> [AIM OF THE TASK] Which lines of the records contain "your"? Collect every one of them.

Stored records
+---+

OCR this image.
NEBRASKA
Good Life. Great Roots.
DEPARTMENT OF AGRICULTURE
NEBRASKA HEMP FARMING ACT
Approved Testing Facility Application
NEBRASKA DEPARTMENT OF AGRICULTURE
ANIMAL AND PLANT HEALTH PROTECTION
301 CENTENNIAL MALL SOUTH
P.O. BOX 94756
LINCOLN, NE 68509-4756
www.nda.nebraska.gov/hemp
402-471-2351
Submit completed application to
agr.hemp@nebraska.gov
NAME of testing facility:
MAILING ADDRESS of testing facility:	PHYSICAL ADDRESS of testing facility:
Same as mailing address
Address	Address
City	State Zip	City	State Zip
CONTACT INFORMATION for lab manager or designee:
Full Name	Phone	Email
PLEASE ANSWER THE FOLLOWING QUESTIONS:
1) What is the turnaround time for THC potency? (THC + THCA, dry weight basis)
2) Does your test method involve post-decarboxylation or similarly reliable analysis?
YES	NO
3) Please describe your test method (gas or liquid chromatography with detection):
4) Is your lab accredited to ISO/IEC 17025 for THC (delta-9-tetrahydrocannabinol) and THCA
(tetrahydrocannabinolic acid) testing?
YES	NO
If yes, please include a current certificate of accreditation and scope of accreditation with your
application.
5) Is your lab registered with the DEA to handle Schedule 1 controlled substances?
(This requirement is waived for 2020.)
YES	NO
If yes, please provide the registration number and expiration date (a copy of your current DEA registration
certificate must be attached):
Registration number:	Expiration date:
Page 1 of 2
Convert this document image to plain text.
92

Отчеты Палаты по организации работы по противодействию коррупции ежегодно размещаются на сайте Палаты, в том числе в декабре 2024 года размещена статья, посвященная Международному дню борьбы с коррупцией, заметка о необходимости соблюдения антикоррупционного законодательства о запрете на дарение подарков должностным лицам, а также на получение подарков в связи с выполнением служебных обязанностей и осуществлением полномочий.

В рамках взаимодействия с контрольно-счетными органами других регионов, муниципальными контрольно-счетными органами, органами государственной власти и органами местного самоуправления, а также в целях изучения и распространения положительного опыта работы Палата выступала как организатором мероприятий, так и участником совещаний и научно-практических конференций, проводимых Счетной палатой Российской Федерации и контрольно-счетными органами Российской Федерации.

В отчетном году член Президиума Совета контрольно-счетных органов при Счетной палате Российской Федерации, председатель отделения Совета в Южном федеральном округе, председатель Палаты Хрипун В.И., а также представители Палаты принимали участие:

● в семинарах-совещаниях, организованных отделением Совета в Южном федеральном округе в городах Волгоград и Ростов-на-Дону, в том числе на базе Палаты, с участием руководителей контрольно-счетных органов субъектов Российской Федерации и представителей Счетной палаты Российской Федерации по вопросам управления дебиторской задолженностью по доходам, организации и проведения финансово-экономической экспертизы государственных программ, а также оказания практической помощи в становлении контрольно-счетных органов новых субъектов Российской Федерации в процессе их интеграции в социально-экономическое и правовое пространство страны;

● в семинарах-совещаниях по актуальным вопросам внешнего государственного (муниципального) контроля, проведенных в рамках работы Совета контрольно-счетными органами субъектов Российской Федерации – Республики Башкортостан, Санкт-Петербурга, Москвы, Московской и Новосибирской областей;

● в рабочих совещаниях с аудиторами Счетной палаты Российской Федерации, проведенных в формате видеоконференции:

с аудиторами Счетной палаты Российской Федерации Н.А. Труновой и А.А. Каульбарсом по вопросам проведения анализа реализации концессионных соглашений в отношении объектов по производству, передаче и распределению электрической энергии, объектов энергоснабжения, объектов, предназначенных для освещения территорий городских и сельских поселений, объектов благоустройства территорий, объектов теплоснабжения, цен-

+---+

> [RESULT OF THE TASK]
2) Does your test method involve post-decarboxylation or similarly reliable analysis?
3) Please describe your test method (gas or liquid chromatography with detection):
4) Is your lab accredited to ISO/IEC 17025 for THC (delta-9-tetrahydrocannabinol) and THCA
If yes, please include a current certificate of accreditation and scope of accreditation with your
5) Is your lab registered with the DEA to handle Schedule 1 controlled substances?
If yes, please provide the registration number and expiration date (a copy of your current DEA registration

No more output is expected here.